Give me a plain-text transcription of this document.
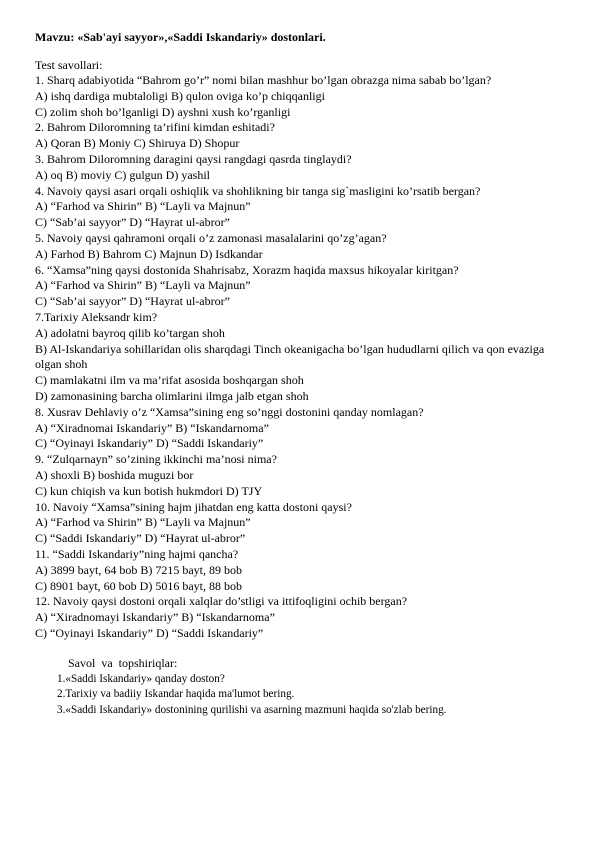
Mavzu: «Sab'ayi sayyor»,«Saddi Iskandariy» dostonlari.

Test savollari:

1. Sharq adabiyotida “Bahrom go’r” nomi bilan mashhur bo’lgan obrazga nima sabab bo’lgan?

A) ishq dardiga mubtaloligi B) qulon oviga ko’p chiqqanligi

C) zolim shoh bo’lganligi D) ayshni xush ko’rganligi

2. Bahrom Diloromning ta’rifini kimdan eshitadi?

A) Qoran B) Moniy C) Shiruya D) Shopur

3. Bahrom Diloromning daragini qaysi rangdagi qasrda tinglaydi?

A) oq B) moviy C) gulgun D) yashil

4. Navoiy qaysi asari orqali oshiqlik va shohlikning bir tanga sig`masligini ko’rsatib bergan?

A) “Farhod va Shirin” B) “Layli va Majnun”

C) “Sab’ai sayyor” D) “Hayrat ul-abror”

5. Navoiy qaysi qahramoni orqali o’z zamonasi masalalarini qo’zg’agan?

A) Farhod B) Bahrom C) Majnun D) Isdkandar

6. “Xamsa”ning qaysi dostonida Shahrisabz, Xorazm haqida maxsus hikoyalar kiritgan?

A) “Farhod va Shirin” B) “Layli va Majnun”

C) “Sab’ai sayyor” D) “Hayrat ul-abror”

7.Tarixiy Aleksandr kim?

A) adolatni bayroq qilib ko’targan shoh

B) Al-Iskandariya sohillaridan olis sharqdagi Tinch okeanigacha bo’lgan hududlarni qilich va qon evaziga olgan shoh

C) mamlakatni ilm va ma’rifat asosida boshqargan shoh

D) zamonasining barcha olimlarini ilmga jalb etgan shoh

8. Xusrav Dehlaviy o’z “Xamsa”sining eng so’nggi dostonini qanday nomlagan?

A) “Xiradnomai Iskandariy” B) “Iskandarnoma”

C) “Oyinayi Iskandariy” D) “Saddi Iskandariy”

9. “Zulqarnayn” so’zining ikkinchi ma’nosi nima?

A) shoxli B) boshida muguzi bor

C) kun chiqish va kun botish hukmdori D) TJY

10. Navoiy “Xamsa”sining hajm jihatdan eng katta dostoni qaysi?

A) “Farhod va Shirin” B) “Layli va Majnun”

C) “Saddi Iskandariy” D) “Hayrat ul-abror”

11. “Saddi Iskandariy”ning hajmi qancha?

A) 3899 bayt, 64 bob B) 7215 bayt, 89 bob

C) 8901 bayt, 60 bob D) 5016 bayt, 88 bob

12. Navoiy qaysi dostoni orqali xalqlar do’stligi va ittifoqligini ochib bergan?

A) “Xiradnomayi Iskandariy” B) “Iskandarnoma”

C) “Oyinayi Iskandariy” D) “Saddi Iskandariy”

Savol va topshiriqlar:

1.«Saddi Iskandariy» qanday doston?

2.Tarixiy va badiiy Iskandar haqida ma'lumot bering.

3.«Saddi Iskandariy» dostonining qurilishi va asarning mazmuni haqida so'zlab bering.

::::::

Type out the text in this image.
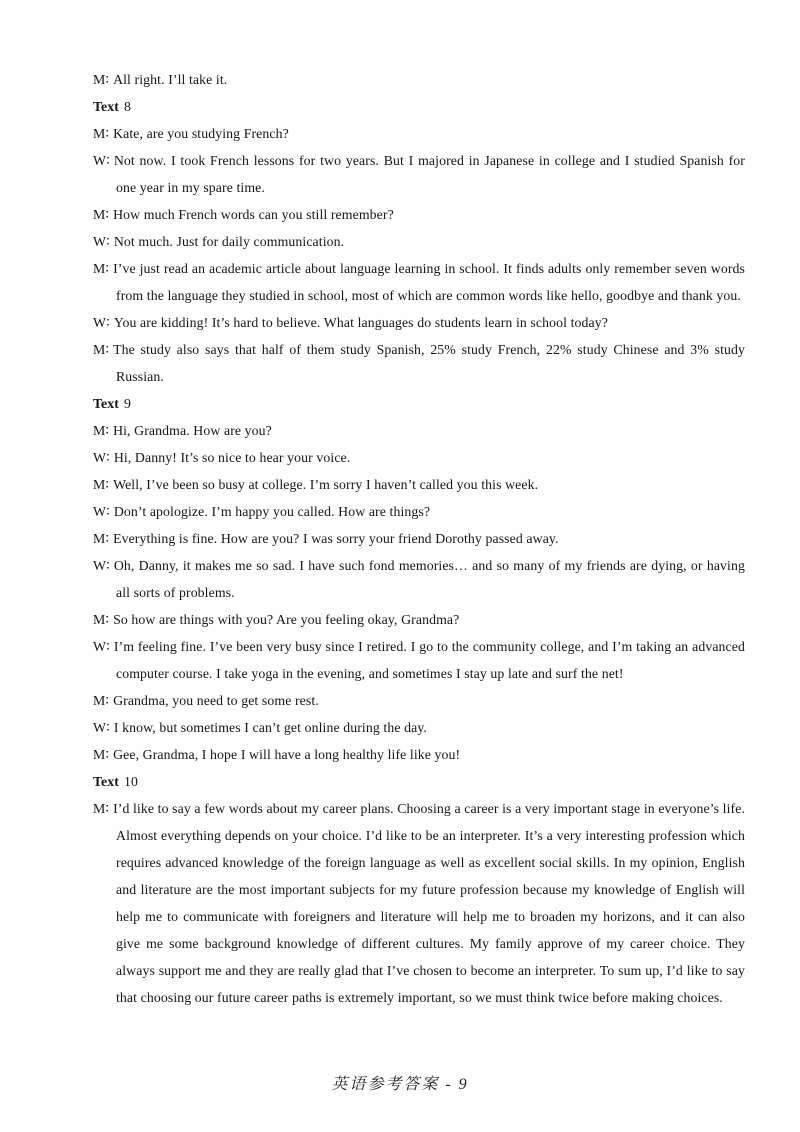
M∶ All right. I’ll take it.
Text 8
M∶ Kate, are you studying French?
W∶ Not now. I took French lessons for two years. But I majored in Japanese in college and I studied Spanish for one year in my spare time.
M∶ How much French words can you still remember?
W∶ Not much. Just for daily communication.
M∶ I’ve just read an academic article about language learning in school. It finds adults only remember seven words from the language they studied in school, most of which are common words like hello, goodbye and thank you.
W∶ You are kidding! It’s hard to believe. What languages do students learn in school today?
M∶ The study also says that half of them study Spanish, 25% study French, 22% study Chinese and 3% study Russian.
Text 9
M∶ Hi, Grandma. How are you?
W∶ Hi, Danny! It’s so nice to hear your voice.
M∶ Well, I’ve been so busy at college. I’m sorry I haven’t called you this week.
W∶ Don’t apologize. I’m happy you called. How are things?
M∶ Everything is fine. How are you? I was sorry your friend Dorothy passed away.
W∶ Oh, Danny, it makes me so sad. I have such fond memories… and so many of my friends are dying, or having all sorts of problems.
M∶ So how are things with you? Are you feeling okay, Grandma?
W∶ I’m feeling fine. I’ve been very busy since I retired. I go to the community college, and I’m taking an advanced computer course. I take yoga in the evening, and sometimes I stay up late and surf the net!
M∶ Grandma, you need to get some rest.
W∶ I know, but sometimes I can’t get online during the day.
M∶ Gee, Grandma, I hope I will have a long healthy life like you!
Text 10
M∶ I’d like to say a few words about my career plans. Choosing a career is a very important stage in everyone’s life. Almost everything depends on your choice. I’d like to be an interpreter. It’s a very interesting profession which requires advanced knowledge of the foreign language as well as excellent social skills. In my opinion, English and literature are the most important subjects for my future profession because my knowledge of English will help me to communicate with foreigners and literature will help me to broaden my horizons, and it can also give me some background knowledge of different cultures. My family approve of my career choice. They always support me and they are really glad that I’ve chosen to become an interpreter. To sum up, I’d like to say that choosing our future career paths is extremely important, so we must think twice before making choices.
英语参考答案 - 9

::::::

[SHORT TASK]: Looking at the records above, tally the lines holding "things" and reply with that number only.

[TASK RESPONSE]: 2